## [Material supplied]

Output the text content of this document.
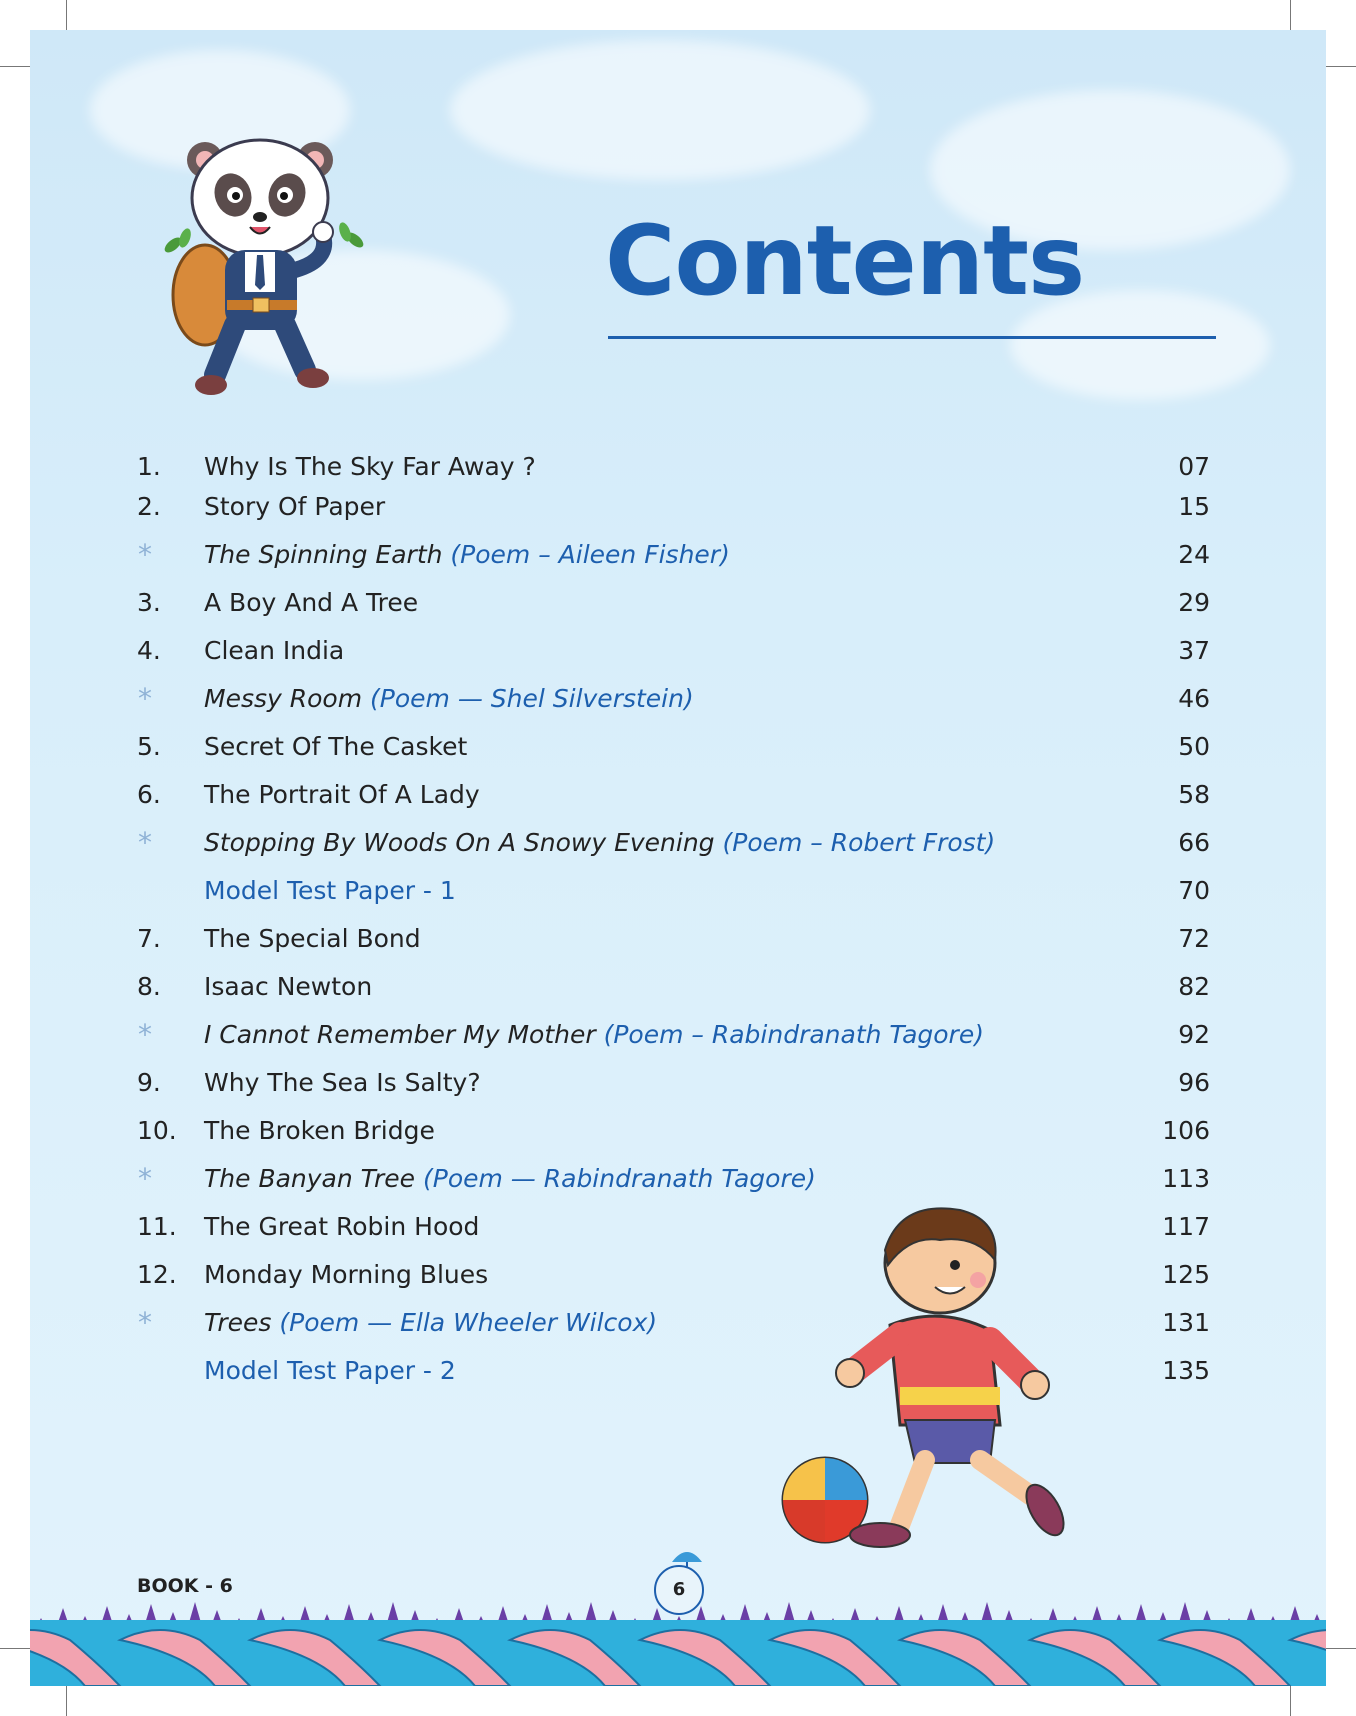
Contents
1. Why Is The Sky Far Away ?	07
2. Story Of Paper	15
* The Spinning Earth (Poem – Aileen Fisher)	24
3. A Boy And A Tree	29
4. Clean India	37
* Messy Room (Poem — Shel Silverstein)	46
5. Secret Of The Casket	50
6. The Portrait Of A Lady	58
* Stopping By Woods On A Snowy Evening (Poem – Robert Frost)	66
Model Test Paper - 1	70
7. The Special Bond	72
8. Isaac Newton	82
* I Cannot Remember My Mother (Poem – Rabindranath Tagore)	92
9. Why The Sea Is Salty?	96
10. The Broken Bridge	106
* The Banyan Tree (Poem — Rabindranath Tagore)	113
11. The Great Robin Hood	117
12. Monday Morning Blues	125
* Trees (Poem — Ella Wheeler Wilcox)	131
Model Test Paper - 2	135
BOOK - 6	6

## [Exercise goal]
Pictures are to be left out; all else in the entries above is to be quoted exactly.

## [Result for this task]
Output the text content of this document.
Contents
1. Why Is The Sky Far Away ?	07
2. Story Of Paper	15
* The Spinning Earth (Poem – Aileen Fisher)	24
3. A Boy And A Tree	29
4. Clean India	37
* Messy Room (Poem — Shel Silverstein)	46
5. Secret Of The Casket	50
6. The Portrait Of A Lady	58
* Stopping By Woods On A Snowy Evening (Poem – Robert Frost)	66
Model Test Paper - 1	70
7. The Special Bond	72
8. Isaac Newton	82
* I Cannot Remember My Mother (Poem – Rabindranath Tagore)	92
9. Why The Sea Is Salty?	96
10. The Broken Bridge	106
* The Banyan Tree (Poem — Rabindranath Tagore)	113
11. The Great Robin Hood	117
12. Monday Morning Blues	125
* Trees (Poem — Ella Wheeler Wilcox)	131
Model Test Paper - 2	135
BOOK - 6	6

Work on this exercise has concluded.